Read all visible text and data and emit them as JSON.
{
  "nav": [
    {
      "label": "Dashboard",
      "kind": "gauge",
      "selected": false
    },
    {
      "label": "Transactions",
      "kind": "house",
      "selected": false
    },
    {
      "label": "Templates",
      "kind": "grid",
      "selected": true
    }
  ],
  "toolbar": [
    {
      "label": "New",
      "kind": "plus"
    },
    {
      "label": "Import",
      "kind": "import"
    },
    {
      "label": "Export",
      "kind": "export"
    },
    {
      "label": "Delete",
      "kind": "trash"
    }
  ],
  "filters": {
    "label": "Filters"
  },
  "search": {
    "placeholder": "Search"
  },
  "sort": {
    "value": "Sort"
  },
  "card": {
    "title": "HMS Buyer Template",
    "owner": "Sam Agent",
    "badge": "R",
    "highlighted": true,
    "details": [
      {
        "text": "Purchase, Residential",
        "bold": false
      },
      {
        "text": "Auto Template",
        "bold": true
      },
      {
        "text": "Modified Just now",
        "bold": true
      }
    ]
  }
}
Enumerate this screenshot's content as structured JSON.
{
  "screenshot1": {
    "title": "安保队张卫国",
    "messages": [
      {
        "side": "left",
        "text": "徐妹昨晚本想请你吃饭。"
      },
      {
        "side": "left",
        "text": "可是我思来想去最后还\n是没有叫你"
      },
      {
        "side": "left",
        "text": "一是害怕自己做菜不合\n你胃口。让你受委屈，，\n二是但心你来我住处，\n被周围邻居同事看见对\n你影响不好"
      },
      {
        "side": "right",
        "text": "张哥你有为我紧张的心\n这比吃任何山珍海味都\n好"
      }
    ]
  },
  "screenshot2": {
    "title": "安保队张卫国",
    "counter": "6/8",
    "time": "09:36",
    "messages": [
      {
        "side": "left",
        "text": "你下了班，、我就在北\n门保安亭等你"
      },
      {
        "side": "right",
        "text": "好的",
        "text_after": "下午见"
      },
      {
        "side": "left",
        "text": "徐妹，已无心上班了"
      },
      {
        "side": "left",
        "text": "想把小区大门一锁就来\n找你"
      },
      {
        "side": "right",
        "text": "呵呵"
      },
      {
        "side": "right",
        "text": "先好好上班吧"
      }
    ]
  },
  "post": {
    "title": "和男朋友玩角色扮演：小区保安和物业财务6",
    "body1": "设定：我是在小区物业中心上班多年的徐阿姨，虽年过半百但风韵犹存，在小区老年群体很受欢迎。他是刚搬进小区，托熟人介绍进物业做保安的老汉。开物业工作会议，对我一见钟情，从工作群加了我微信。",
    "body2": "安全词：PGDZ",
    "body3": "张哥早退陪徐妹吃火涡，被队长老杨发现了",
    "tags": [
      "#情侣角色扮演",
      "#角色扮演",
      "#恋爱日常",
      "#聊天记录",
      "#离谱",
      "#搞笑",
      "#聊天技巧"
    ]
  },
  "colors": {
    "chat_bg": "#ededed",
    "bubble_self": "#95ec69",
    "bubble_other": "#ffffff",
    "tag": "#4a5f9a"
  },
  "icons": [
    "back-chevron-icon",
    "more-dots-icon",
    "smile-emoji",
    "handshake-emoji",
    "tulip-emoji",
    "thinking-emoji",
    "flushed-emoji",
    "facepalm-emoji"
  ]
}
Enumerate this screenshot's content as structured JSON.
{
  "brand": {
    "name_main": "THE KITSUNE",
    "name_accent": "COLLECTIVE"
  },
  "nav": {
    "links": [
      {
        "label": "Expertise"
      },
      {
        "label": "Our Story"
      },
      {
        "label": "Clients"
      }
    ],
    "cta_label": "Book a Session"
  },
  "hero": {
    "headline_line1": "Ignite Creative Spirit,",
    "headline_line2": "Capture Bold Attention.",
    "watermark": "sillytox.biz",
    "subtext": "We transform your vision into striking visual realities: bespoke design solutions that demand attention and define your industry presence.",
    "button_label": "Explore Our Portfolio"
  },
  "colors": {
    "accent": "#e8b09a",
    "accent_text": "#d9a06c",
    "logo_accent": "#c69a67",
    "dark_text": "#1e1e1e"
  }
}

### [PROBLEM REQUIREMENTS]
Copy every record exactly, with nothing added or dropped.

### [REPLY TO THE EXERCISE]
Read all visible text and data and emit them as JSON.
{
  "nav": [
    {
      "label": "Dashboard",
      "kind": "gauge",
      "selected": false
    },
    {
      "label": "Transactions",
      "kind": "house",
      "selected": false
    },
    {
      "label": "Templates",
      "kind": "grid",
      "selected": true
    }
  ],
  "toolbar": [
    {
      "label": "New",
      "kind": "plus"
    },
    {
      "label": "Import",
      "kind": "import"
    },
    {
      "label": "Export",
      "kind": "export"
    },
    {
      "label": "Delete",
      "kind": "trash"
    }
  ],
  "filters": {
    "label": "Filters"
  },
  "search": {
    "placeholder": "Search"
  },
  "sort": {
    "value": "Sort"
  },
  "card": {
    "title": "HMS Buyer Template",
    "owner": "Sam Agent",
    "badge": "R",
    "highlighted": true,
    "details": [
      {
        "text": "Purchase, Residential",
        "bold": false
      },
      {
        "text": "Auto Template",
        "bold": true
      },
      {
        "text": "Modified Just now",
        "bold": true
      }
    ]
  }
}
Enumerate this screenshot's content as structured JSON.
{
  "screenshot1": {
    "title": "安保队张卫国",
    "messages": [
      {
        "side": "left",
        "text": "徐妹昨晚本想请你吃饭。"
      },
      {
        "side": "left",
        "text": "可是我思来想去最后还\n是没有叫你"
      },
      {
        "side": "left",
        "text": "一是害怕自己做菜不合\n你胃口。让你受委屈，，\n二是但心你来我住处，\n被周围邻居同事看见对\n你影响不好"
      },
      {
        "side": "right",
        "text": "张哥你有为我紧张的心\n这比吃任何山珍海味都\n好"
      }
    ]
  },
  "screenshot2": {
    "title": "安保队张卫国",
    "counter": "6/8",
    "time": "09:36",
    "messages": [
      {
        "side": "left",
        "text": "你下了班，、我就在北\n门保安亭等你"
      },
      {
        "side": "right",
        "text": "好的",
        "text_after": "下午见"
      },
      {
        "side": "left",
        "text": "徐妹，已无心上班了"
      },
      {
        "side": "left",
        "text": "想把小区大门一锁就来\n找你"
      },
      {
        "side": "right",
        "text": "呵呵"
      },
      {
        "side": "right",
        "text": "先好好上班吧"
      }
    ]
  },
  "post": {
    "title": "和男朋友玩角色扮演：小区保安和物业财务6",
    "body1": "设定：我是在小区物业中心上班多年的徐阿姨，虽年过半百但风韵犹存，在小区老年群体很受欢迎。他是刚搬进小区，托熟人介绍进物业做保安的老汉。开物业工作会议，对我一见钟情，从工作群加了我微信。",
    "body2": "安全词：PGDZ",
    "body3": "张哥早退陪徐妹吃火涡，被队长老杨发现了",
    "tags": [
      "#情侣角色扮演",
      "#角色扮演",
      "#恋爱日常",
      "#聊天记录",
      "#离谱",
      "#搞笑",
      "#聊天技巧"
    ]
  },
  "colors": {
    "chat_bg": "#ededed",
    "bubble_self": "#95ec69",
    "bubble_other": "#ffffff",
    "tag": "#4a5f9a"
  },
  "icons": [
    "back-chevron-icon",
    "more-dots-icon",
    "smile-emoji",
    "handshake-emoji",
    "tulip-emoji",
    "thinking-emoji",
    "flushed-emoji",
    "facepalm-emoji"
  ]
}
Enumerate this screenshot's content as structured JSON.
{
  "brand": {
    "name_main": "THE KITSUNE",
    "name_accent": "COLLECTIVE"
  },
  "nav": {
    "links": [
      {
        "label": "Expertise"
      },
      {
        "label": "Our Story"
      },
      {
        "label": "Clients"
      }
    ],
    "cta_label": "Book a Session"
  },
  "hero": {
    "headline_line1": "Ignite Creative Spirit,",
    "headline_line2": "Capture Bold Attention.",
    "watermark": "sillytox.biz",
    "subtext": "We transform your vision into striking visual realities: bespoke design solutions that demand attention and define your industry presence.",
    "button_label": "Explore Our Portfolio"
  },
  "colors": {
    "accent": "#e8b09a",
    "accent_text": "#d9a06c",
    "logo_accent": "#c69a67",
    "dark_text": "#1e1e1e"
  }
}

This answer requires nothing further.